• **LISTING**
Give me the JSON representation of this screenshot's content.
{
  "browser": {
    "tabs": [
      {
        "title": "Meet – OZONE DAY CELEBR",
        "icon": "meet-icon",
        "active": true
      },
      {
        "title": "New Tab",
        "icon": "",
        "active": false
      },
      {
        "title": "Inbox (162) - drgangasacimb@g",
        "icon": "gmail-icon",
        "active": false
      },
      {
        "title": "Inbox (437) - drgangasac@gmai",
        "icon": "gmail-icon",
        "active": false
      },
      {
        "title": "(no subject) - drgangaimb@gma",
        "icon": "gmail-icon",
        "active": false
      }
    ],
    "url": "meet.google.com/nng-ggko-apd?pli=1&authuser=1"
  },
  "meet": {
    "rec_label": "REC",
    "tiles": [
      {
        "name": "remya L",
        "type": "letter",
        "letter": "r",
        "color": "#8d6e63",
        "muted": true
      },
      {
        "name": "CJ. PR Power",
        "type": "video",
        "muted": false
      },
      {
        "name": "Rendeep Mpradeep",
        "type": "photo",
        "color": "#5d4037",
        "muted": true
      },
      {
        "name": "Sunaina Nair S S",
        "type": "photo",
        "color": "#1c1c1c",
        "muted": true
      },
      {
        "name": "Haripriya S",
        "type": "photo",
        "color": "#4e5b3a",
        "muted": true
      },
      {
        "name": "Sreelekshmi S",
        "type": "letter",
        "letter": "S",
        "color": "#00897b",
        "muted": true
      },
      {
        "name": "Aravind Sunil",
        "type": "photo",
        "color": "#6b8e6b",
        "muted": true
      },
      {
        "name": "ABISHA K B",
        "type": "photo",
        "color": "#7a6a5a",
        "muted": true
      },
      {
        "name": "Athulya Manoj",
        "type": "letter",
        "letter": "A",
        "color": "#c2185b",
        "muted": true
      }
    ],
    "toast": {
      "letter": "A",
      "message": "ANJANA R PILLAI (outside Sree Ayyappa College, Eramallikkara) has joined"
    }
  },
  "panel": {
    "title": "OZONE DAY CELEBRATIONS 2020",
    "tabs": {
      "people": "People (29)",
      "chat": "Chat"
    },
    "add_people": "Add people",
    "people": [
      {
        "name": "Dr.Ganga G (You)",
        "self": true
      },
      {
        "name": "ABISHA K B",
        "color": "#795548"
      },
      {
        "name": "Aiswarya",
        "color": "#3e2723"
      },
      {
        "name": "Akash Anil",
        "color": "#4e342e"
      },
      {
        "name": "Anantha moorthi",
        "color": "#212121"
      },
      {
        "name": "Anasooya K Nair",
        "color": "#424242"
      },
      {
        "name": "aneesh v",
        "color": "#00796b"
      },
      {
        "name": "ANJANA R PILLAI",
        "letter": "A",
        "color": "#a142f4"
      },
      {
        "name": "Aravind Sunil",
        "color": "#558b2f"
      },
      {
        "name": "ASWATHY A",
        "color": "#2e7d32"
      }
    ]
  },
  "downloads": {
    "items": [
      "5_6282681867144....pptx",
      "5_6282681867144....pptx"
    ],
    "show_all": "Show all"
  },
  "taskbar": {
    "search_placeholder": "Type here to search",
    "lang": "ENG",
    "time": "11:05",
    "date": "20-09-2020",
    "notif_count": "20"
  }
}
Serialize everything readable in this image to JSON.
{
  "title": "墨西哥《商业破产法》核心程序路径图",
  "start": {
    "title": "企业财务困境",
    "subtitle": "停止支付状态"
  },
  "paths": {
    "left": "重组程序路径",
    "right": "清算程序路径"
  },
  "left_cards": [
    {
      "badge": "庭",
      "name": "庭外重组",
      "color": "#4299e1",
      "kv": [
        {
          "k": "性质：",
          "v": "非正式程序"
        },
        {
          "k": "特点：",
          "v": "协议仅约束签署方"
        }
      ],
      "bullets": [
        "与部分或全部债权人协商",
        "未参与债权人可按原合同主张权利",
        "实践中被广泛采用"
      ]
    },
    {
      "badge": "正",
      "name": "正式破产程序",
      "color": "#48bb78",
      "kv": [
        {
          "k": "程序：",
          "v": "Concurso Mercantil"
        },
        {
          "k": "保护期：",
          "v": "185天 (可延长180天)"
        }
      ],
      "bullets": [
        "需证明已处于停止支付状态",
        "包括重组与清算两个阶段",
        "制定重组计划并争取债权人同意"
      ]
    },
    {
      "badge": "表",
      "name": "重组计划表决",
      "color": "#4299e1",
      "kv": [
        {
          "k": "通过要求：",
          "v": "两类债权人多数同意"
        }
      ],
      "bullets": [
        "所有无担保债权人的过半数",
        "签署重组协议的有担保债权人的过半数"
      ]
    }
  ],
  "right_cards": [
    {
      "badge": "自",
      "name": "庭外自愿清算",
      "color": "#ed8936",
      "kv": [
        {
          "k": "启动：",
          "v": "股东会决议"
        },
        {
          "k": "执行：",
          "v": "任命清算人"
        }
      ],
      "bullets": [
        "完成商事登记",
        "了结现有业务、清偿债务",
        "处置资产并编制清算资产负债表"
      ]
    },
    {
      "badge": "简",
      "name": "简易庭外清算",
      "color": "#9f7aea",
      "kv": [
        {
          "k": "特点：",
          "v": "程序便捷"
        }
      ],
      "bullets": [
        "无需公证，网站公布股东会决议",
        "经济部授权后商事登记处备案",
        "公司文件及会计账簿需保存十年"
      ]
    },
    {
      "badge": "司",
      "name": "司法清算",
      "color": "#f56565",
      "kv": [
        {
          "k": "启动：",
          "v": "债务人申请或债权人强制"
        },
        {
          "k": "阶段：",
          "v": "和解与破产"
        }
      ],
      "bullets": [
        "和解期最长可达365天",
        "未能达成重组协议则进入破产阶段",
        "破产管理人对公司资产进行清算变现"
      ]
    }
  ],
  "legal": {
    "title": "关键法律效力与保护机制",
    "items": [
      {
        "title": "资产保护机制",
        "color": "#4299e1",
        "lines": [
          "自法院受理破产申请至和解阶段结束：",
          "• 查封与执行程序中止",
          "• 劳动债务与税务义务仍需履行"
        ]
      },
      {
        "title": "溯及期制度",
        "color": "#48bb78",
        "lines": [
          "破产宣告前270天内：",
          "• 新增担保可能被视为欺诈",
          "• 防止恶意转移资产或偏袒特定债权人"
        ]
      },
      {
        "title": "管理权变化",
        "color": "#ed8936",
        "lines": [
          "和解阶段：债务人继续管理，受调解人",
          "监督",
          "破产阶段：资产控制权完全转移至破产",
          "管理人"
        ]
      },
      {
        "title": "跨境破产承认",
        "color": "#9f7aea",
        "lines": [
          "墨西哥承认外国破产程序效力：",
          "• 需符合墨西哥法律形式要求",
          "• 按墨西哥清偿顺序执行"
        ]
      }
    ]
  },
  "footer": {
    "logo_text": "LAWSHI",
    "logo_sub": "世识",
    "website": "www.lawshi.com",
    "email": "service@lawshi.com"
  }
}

• **YOUR TASK**
Reproduce the listing above verbatim, from first line to last.

• **PROBLEM SOLUTION**
Give me the JSON representation of this screenshot's content.
{
  "browser": {
    "tabs": [
      {
        "title": "Meet – OZONE DAY CELEBR",
        "icon": "meet-icon",
        "active": true
      },
      {
        "title": "New Tab",
        "icon": "",
        "active": false
      },
      {
        "title": "Inbox (162) - drgangasacimb@g",
        "icon": "gmail-icon",
        "active": false
      },
      {
        "title": "Inbox (437) - drgangasac@gmai",
        "icon": "gmail-icon",
        "active": false
      },
      {
        "title": "(no subject) - drgangaimb@gma",
        "icon": "gmail-icon",
        "active": false
      }
    ],
    "url": "meet.google.com/nng-ggko-apd?pli=1&authuser=1"
  },
  "meet": {
    "rec_label": "REC",
    "tiles": [
      {
        "name": "remya L",
        "type": "letter",
        "letter": "r",
        "color": "#8d6e63",
        "muted": true
      },
      {
        "name": "CJ. PR Power",
        "type": "video",
        "muted": false
      },
      {
        "name": "Rendeep Mpradeep",
        "type": "photo",
        "color": "#5d4037",
        "muted": true
      },
      {
        "name": "Sunaina Nair S S",
        "type": "photo",
        "color": "#1c1c1c",
        "muted": true
      },
      {
        "name": "Haripriya S",
        "type": "photo",
        "color": "#4e5b3a",
        "muted": true
      },
      {
        "name": "Sreelekshmi S",
        "type": "letter",
        "letter": "S",
        "color": "#00897b",
        "muted": true
      },
      {
        "name": "Aravind Sunil",
        "type": "photo",
        "color": "#6b8e6b",
        "muted": true
      },
      {
        "name": "ABISHA K B",
        "type": "photo",
        "color": "#7a6a5a",
        "muted": true
      },
      {
        "name": "Athulya Manoj",
        "type": "letter",
        "letter": "A",
        "color": "#c2185b",
        "muted": true
      }
    ],
    "toast": {
      "letter": "A",
      "message": "ANJANA R PILLAI (outside Sree Ayyappa College, Eramallikkara) has joined"
    }
  },
  "panel": {
    "title": "OZONE DAY CELEBRATIONS 2020",
    "tabs": {
      "people": "People (29)",
      "chat": "Chat"
    },
    "add_people": "Add people",
    "people": [
      {
        "name": "Dr.Ganga G (You)",
        "self": true
      },
      {
        "name": "ABISHA K B",
        "color": "#795548"
      },
      {
        "name": "Aiswarya",
        "color": "#3e2723"
      },
      {
        "name": "Akash Anil",
        "color": "#4e342e"
      },
      {
        "name": "Anantha moorthi",
        "color": "#212121"
      },
      {
        "name": "Anasooya K Nair",
        "color": "#424242"
      },
      {
        "name": "aneesh v",
        "color": "#00796b"
      },
      {
        "name": "ANJANA R PILLAI",
        "letter": "A",
        "color": "#a142f4"
      },
      {
        "name": "Aravind Sunil",
        "color": "#558b2f"
      },
      {
        "name": "ASWATHY A",
        "color": "#2e7d32"
      }
    ]
  },
  "downloads": {
    "items": [
      "5_6282681867144....pptx",
      "5_6282681867144....pptx"
    ],
    "show_all": "Show all"
  },
  "taskbar": {
    "search_placeholder": "Type here to search",
    "lang": "ENG",
    "time": "11:05",
    "date": "20-09-2020",
    "notif_count": "20"
  }
}
Serialize everything readable in this image to JSON.
{
  "title": "墨西哥《商业破产法》核心程序路径图",
  "start": {
    "title": "企业财务困境",
    "subtitle": "停止支付状态"
  },
  "paths": {
    "left": "重组程序路径",
    "right": "清算程序路径"
  },
  "left_cards": [
    {
      "badge": "庭",
      "name": "庭外重组",
      "color": "#4299e1",
      "kv": [
        {
          "k": "性质：",
          "v": "非正式程序"
        },
        {
          "k": "特点：",
          "v": "协议仅约束签署方"
        }
      ],
      "bullets": [
        "与部分或全部债权人协商",
        "未参与债权人可按原合同主张权利",
        "实践中被广泛采用"
      ]
    },
    {
      "badge": "正",
      "name": "正式破产程序",
      "color": "#48bb78",
      "kv": [
        {
          "k": "程序：",
          "v": "Concurso Mercantil"
        },
        {
          "k": "保护期：",
          "v": "185天 (可延长180天)"
        }
      ],
      "bullets": [
        "需证明已处于停止支付状态",
        "包括重组与清算两个阶段",
        "制定重组计划并争取债权人同意"
      ]
    },
    {
      "badge": "表",
      "name": "重组计划表决",
      "color": "#4299e1",
      "kv": [
        {
          "k": "通过要求：",
          "v": "两类债权人多数同意"
        }
      ],
      "bullets": [
        "所有无担保债权人的过半数",
        "签署重组协议的有担保债权人的过半数"
      ]
    }
  ],
  "right_cards": [
    {
      "badge": "自",
      "name": "庭外自愿清算",
      "color": "#ed8936",
      "kv": [
        {
          "k": "启动：",
          "v": "股东会决议"
        },
        {
          "k": "执行：",
          "v": "任命清算人"
        }
      ],
      "bullets": [
        "完成商事登记",
        "了结现有业务、清偿债务",
        "处置资产并编制清算资产负债表"
      ]
    },
    {
      "badge": "简",
      "name": "简易庭外清算",
      "color": "#9f7aea",
      "kv": [
        {
          "k": "特点：",
          "v": "程序便捷"
        }
      ],
      "bullets": [
        "无需公证，网站公布股东会决议",
        "经济部授权后商事登记处备案",
        "公司文件及会计账簿需保存十年"
      ]
    },
    {
      "badge": "司",
      "name": "司法清算",
      "color": "#f56565",
      "kv": [
        {
          "k": "启动：",
          "v": "债务人申请或债权人强制"
        },
        {
          "k": "阶段：",
          "v": "和解与破产"
        }
      ],
      "bullets": [
        "和解期最长可达365天",
        "未能达成重组协议则进入破产阶段",
        "破产管理人对公司资产进行清算变现"
      ]
    }
  ],
  "legal": {
    "title": "关键法律效力与保护机制",
    "items": [
      {
        "title": "资产保护机制",
        "color": "#4299e1",
        "lines": [
          "自法院受理破产申请至和解阶段结束：",
          "• 查封与执行程序中止",
          "• 劳动债务与税务义务仍需履行"
        ]
      },
      {
        "title": "溯及期制度",
        "color": "#48bb78",
        "lines": [
          "破产宣告前270天内：",
          "• 新增担保可能被视为欺诈",
          "• 防止恶意转移资产或偏袒特定债权人"
        ]
      },
      {
        "title": "管理权变化",
        "color": "#ed8936",
        "lines": [
          "和解阶段：债务人继续管理，受调解人",
          "监督",
          "破产阶段：资产控制权完全转移至破产",
          "管理人"
        ]
      },
      {
        "title": "跨境破产承认",
        "color": "#9f7aea",
        "lines": [
          "墨西哥承认外国破产程序效力：",
          "• 需符合墨西哥法律形式要求",
          "• 按墨西哥清偿顺序执行"
        ]
      }
    ]
  },
  "footer": {
    "logo_text": "LAWSHI",
    "logo_sub": "世识",
    "website": "www.lawshi.com",
    "email": "service@lawshi.com"
  }
}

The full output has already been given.